## Short task:
Tally every line of the listing below that holds "subtitle", then give the tally alone.
* START Available records *
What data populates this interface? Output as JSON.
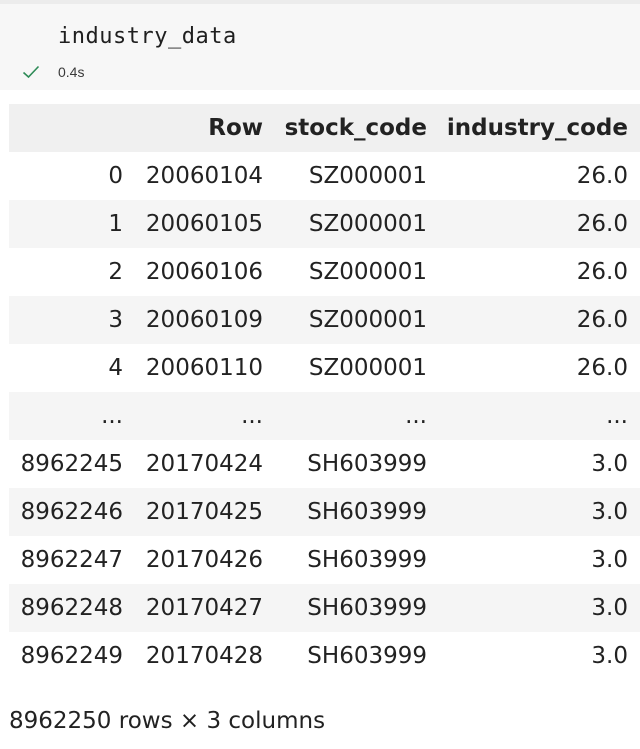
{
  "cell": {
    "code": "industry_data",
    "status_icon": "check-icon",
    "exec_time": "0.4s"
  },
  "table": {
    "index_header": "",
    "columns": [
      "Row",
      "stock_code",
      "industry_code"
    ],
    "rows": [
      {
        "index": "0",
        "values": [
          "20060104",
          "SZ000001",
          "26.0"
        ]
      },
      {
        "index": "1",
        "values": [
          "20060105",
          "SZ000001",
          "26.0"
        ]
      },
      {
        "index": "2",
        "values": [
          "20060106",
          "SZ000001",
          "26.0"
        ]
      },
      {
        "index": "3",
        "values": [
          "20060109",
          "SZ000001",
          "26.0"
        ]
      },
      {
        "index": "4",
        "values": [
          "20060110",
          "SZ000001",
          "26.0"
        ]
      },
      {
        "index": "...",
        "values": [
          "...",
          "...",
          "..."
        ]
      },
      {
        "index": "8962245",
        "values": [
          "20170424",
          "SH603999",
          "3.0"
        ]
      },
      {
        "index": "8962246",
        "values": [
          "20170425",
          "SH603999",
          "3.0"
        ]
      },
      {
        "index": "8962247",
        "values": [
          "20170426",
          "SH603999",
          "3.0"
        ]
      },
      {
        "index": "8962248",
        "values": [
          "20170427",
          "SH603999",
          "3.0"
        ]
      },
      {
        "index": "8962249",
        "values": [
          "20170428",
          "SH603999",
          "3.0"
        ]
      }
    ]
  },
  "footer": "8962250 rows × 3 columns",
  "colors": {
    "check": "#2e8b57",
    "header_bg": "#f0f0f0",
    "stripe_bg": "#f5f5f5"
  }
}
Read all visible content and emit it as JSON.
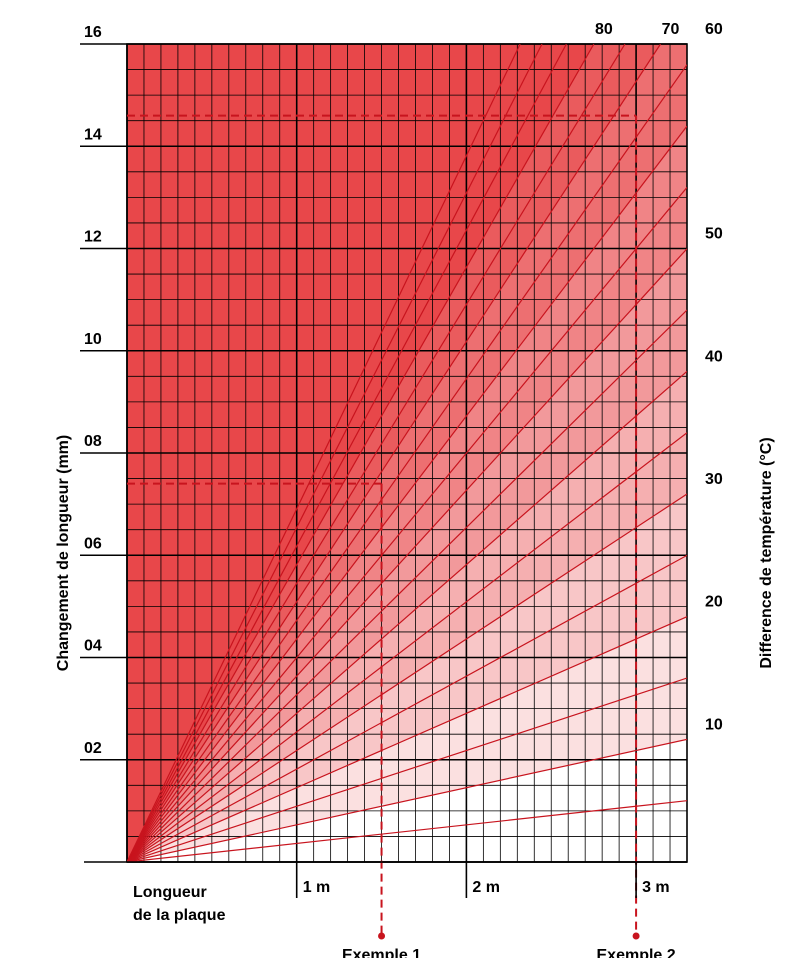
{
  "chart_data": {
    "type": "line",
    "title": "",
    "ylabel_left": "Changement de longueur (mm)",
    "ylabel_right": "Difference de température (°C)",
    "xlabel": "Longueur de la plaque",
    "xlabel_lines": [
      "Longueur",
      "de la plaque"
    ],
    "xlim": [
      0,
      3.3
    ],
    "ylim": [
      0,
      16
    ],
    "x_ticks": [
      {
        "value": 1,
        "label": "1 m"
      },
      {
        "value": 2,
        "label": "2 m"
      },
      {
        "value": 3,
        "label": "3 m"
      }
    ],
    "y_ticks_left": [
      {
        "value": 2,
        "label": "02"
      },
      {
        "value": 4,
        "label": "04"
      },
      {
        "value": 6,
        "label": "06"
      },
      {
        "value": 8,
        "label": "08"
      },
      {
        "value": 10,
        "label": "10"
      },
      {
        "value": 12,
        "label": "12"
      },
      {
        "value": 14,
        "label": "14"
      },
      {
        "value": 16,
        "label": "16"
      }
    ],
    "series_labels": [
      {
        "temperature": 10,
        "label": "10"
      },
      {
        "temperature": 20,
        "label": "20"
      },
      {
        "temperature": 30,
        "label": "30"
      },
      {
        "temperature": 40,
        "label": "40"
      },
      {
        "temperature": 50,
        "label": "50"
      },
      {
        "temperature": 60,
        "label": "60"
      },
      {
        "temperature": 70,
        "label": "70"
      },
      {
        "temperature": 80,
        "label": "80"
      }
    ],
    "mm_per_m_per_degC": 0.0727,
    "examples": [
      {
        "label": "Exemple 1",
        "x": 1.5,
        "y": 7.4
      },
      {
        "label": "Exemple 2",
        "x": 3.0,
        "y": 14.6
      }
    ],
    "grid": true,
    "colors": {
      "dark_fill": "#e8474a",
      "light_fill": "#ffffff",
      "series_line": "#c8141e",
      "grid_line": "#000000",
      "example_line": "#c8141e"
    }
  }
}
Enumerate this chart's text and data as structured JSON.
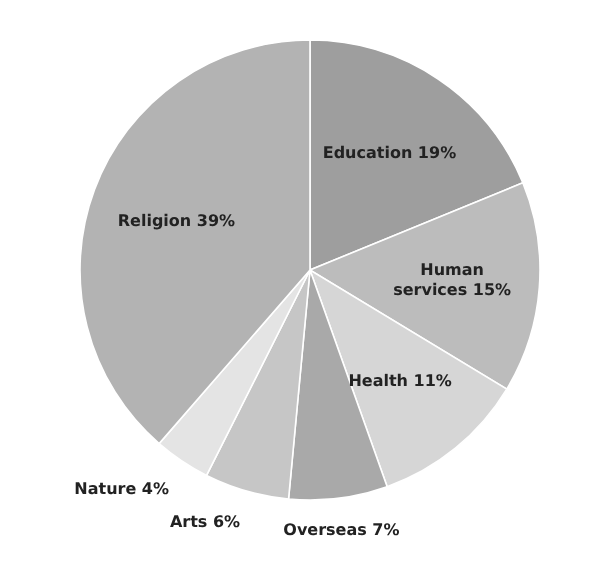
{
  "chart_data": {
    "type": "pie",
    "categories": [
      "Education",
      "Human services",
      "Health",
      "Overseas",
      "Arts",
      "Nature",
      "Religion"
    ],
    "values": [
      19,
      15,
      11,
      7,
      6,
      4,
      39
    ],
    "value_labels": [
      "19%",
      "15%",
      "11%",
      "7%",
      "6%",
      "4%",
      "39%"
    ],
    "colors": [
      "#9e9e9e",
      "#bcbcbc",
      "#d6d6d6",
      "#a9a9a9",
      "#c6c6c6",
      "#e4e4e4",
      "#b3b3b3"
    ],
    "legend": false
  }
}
* END Available records *
* START Available records *
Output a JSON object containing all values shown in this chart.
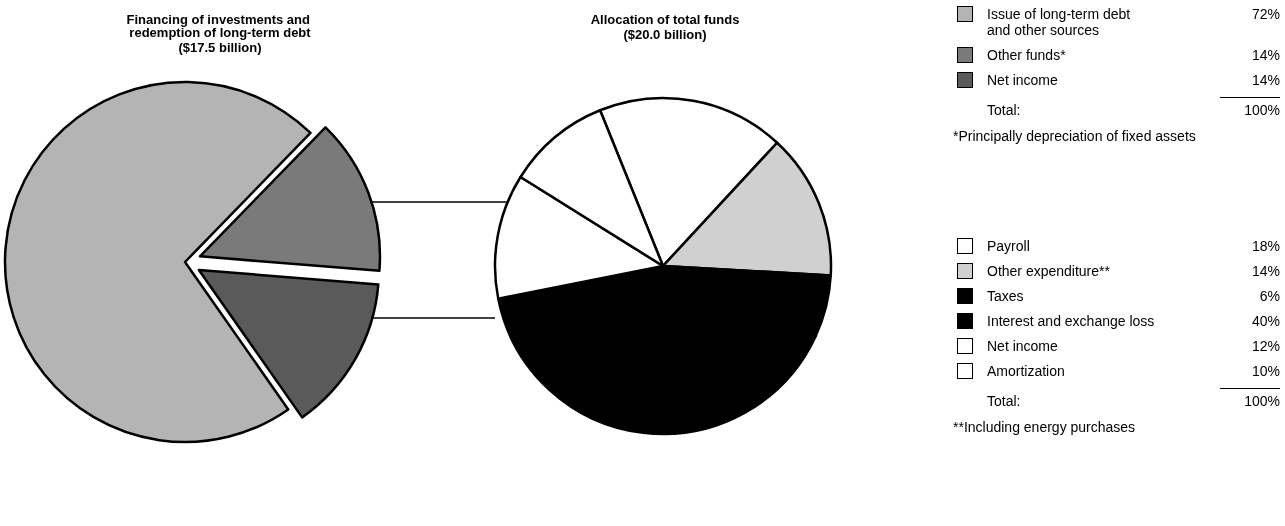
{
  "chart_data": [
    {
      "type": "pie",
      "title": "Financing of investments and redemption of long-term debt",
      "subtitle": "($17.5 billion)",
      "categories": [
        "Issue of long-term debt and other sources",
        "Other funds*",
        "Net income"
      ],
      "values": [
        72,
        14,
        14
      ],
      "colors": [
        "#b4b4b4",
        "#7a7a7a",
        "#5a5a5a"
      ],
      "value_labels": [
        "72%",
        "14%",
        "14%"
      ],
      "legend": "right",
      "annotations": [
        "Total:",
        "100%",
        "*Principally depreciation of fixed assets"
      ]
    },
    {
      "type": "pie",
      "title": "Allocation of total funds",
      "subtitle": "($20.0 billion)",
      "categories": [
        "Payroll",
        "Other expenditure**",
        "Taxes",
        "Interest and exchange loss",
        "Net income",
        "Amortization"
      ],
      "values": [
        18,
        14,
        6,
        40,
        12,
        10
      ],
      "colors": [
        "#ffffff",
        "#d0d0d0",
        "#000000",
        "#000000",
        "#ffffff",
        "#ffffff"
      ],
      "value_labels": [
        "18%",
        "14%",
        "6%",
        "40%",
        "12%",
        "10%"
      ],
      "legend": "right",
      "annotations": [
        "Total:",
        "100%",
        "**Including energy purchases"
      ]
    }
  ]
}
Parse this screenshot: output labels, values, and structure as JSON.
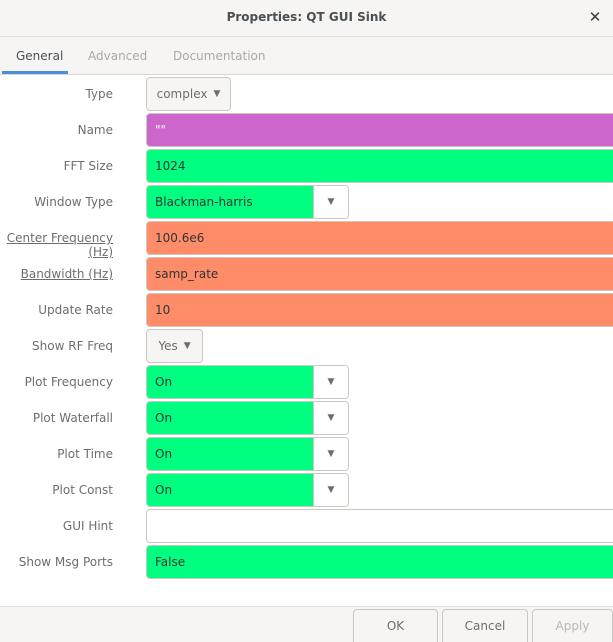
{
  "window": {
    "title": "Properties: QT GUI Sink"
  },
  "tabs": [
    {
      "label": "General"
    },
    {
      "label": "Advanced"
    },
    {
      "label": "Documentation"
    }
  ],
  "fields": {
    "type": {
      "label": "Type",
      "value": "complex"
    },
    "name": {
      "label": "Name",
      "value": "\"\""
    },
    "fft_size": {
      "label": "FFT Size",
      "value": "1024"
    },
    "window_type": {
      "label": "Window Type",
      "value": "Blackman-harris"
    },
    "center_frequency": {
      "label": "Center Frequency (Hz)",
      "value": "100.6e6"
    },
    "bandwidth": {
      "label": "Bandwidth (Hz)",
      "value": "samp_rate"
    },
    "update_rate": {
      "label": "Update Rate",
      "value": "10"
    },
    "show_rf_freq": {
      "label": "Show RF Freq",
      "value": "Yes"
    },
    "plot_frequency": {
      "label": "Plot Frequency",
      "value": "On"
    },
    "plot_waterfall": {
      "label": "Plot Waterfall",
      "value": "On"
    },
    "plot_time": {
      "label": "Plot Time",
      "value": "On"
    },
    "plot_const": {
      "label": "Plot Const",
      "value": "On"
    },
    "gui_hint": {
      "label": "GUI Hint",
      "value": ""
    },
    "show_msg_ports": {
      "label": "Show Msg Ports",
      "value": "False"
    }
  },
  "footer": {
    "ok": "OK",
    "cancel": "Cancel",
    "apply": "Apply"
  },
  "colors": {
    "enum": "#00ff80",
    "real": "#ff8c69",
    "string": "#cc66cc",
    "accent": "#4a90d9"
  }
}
* END Available records *
* START Available records *
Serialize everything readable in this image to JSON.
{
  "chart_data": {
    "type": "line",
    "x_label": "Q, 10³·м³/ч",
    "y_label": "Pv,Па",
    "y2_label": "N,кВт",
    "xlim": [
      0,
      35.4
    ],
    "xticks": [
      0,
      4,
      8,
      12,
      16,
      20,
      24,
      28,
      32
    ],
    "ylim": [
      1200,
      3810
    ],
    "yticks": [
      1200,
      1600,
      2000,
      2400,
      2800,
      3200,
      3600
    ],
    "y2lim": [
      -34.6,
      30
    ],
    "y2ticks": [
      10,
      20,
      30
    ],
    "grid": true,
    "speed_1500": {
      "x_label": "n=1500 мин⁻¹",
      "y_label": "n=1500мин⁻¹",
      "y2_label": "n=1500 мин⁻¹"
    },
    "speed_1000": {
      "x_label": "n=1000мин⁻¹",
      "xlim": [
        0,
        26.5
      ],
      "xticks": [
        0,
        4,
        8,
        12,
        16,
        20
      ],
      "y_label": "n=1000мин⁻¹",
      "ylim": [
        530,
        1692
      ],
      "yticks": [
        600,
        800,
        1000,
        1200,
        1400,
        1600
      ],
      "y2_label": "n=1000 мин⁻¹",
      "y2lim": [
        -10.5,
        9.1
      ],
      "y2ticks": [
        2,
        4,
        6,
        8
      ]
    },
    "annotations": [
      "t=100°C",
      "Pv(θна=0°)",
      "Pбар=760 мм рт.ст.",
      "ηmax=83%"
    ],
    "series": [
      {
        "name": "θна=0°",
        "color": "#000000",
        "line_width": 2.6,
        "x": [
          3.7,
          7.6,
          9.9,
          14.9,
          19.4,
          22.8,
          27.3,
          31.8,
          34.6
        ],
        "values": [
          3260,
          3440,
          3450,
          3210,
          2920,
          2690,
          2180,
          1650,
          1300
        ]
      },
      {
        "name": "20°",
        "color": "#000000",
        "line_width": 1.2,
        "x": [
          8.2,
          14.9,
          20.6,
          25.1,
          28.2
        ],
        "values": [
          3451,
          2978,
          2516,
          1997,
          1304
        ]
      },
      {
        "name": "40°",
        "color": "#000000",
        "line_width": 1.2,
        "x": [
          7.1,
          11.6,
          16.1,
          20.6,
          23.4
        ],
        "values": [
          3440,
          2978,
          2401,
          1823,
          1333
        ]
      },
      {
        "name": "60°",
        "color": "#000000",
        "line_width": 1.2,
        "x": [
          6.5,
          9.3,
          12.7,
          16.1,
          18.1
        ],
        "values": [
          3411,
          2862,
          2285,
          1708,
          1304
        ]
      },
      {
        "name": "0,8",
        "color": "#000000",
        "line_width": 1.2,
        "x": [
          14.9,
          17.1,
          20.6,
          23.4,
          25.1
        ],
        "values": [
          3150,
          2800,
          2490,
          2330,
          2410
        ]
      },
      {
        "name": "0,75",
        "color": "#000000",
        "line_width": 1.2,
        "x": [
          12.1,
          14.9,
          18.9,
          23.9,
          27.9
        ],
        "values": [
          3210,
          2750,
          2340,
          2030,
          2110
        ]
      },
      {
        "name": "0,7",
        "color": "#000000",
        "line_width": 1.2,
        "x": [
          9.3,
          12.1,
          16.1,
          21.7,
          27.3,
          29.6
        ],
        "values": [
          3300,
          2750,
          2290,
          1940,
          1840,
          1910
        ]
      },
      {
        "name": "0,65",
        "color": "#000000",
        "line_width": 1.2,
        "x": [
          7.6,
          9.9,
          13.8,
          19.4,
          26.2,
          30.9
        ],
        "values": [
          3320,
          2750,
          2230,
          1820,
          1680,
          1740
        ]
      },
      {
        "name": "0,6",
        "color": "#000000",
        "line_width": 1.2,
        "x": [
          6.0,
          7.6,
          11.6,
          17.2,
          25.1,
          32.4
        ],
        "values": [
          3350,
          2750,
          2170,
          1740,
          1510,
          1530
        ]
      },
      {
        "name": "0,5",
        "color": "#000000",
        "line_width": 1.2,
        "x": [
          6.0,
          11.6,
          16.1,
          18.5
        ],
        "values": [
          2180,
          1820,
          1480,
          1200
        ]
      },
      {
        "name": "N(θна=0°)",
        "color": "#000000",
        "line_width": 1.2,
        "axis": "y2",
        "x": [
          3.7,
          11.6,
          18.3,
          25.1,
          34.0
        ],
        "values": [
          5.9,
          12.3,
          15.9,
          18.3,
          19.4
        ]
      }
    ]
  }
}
* END Available records *
## Reply to the exercise:
2